===== LISTED ENTRIES =====

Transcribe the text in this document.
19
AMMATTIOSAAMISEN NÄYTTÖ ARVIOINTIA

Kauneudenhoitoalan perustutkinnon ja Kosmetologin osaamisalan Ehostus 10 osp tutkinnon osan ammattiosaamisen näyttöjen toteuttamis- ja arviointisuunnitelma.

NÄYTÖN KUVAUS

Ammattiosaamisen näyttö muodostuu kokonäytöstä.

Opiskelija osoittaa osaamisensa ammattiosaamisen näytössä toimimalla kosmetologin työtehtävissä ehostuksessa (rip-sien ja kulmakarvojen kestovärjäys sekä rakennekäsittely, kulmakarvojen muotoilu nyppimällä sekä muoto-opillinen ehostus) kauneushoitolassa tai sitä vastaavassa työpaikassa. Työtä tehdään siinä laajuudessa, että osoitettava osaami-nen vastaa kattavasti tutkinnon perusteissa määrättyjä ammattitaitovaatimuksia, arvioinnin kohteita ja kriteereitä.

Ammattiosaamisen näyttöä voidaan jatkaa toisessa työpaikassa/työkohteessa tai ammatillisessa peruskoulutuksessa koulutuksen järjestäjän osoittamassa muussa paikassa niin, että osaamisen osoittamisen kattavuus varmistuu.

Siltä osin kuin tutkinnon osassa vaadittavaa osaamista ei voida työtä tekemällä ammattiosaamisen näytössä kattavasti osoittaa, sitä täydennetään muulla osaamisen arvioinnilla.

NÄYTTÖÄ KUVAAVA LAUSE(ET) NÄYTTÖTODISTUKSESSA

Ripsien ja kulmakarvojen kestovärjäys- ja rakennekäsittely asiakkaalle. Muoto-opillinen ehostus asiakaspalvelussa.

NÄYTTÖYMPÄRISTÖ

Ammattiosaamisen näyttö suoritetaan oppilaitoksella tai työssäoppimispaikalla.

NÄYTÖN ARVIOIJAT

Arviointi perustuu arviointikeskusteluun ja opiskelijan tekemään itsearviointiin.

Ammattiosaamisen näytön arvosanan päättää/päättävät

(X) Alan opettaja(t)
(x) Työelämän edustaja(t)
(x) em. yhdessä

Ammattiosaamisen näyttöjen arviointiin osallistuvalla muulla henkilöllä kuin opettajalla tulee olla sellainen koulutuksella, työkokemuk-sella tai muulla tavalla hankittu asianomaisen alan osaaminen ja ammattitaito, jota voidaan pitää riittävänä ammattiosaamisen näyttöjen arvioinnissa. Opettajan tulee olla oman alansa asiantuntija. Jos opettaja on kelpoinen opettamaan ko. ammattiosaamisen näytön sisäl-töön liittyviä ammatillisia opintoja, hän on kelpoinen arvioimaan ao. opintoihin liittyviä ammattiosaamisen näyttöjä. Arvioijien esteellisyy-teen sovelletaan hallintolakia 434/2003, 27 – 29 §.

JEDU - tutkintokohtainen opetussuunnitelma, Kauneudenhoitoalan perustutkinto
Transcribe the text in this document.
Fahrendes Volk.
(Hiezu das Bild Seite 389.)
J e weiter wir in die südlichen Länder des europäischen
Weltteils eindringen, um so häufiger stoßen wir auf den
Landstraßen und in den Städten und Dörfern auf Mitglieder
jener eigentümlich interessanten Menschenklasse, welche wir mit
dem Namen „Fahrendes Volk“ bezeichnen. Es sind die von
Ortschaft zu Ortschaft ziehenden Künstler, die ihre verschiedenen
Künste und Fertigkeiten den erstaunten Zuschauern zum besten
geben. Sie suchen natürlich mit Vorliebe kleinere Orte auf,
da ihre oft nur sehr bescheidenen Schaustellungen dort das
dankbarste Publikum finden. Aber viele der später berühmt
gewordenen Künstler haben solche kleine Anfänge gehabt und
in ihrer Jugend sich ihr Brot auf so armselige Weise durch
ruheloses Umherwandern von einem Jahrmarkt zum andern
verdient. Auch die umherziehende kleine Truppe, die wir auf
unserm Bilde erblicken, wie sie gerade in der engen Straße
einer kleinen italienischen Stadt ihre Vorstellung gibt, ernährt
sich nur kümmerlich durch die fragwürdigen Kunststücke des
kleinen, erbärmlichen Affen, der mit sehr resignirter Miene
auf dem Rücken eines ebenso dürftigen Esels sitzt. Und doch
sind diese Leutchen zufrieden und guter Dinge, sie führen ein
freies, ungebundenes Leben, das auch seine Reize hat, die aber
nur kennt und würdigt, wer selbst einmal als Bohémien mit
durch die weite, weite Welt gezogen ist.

=====

GIVEN TASK: State the number of lines in the records that include "Volk", and write nothing else.

RESPONSE TO THE TASK: 2